Copy the line containing "Read out every word on this page.", then all lines after it up to and including the final line of the material, exactly and without additions.

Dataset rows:
****************************************

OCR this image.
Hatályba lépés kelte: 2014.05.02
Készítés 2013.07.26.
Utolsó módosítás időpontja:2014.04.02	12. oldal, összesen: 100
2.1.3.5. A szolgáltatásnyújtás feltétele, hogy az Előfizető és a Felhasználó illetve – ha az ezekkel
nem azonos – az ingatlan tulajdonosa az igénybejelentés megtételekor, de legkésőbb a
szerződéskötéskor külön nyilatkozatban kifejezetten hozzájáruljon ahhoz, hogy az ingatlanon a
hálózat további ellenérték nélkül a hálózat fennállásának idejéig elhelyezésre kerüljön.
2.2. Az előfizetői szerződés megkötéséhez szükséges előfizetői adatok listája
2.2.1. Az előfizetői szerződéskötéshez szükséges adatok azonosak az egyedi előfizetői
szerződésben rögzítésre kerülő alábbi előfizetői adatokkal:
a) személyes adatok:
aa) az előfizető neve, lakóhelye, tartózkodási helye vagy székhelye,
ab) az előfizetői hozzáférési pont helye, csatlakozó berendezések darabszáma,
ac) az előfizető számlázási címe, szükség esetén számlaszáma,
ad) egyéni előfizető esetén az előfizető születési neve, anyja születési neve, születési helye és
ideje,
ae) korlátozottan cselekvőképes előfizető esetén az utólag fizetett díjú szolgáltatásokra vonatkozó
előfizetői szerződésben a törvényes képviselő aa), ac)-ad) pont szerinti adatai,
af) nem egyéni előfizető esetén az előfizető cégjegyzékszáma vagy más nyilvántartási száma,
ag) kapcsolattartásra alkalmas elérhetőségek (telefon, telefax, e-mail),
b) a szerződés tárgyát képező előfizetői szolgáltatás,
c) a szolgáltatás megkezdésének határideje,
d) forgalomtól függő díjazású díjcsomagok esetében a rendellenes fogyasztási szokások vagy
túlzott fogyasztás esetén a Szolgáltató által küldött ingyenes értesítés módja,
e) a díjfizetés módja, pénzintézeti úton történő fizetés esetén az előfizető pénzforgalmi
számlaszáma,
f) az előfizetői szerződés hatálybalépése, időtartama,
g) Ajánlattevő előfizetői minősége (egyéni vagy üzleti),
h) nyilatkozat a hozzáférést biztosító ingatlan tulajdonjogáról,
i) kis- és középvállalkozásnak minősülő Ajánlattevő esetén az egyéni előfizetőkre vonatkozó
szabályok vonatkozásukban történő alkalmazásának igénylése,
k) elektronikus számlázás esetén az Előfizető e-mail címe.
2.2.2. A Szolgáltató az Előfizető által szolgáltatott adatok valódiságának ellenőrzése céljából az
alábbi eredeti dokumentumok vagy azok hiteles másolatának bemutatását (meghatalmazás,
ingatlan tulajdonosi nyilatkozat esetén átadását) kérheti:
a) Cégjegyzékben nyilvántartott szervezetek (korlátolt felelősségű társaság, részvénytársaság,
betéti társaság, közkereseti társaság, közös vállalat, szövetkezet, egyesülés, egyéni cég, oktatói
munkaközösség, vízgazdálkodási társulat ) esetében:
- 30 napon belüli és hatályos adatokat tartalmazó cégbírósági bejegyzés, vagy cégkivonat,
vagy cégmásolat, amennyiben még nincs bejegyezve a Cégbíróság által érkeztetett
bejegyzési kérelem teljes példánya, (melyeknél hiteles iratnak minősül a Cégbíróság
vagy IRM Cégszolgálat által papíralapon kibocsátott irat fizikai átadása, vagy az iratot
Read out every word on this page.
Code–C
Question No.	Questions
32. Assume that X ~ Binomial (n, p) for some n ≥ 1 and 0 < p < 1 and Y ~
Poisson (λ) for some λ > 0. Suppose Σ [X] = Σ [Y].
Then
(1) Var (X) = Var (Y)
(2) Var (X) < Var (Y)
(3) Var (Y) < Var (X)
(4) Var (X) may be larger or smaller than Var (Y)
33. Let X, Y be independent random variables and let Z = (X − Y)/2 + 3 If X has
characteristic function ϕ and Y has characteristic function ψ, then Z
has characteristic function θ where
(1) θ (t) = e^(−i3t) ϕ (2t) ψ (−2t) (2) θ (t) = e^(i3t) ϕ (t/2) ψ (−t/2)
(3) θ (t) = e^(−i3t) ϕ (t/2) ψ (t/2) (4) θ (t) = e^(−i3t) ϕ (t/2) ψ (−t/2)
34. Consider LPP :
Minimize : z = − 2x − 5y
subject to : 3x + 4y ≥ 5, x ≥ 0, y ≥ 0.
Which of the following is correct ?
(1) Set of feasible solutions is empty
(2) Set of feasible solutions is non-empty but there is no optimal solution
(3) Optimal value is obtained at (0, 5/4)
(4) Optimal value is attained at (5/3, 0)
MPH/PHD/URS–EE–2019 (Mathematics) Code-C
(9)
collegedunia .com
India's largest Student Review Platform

****************************************

* [ANSWER IN FULL]
Read out every word on this page.
Code–C
Question No.	Questions
32. Assume that X ~ Binomial (n, p) for some n ≥ 1 and 0 < p < 1 and Y ~
Poisson (λ) for some λ > 0. Suppose Σ [X] = Σ [Y].
Then
(1) Var (X) = Var (Y)
(2) Var (X) < Var (Y)
(3) Var (Y) < Var (X)
(4) Var (X) may be larger or smaller than Var (Y)
33. Let X, Y be independent random variables and let Z = (X − Y)/2 + 3 If X has
characteristic function ϕ and Y has characteristic function ψ, then Z
has characteristic function θ where
(1) θ (t) = e^(−i3t) ϕ (2t) ψ (−2t) (2) θ (t) = e^(i3t) ϕ (t/2) ψ (−t/2)
(3) θ (t) = e^(−i3t) ϕ (t/2) ψ (t/2) (4) θ (t) = e^(−i3t) ϕ (t/2) ψ (−t/2)
34. Consider LPP :
Minimize : z = − 2x − 5y
subject to : 3x + 4y ≥ 5, x ≥ 0, y ≥ 0.
Which of the following is correct ?
(1) Set of feasible solutions is empty
(2) Set of feasible solutions is non-empty but there is no optimal solution
(3) Optimal value is obtained at (0, 5/4)
(4) Optimal value is attained at (5/3, 0)
MPH/PHD/URS–EE–2019 (Mathematics) Code-C
(9)
collegedunia .com
India's largest Student Review Platform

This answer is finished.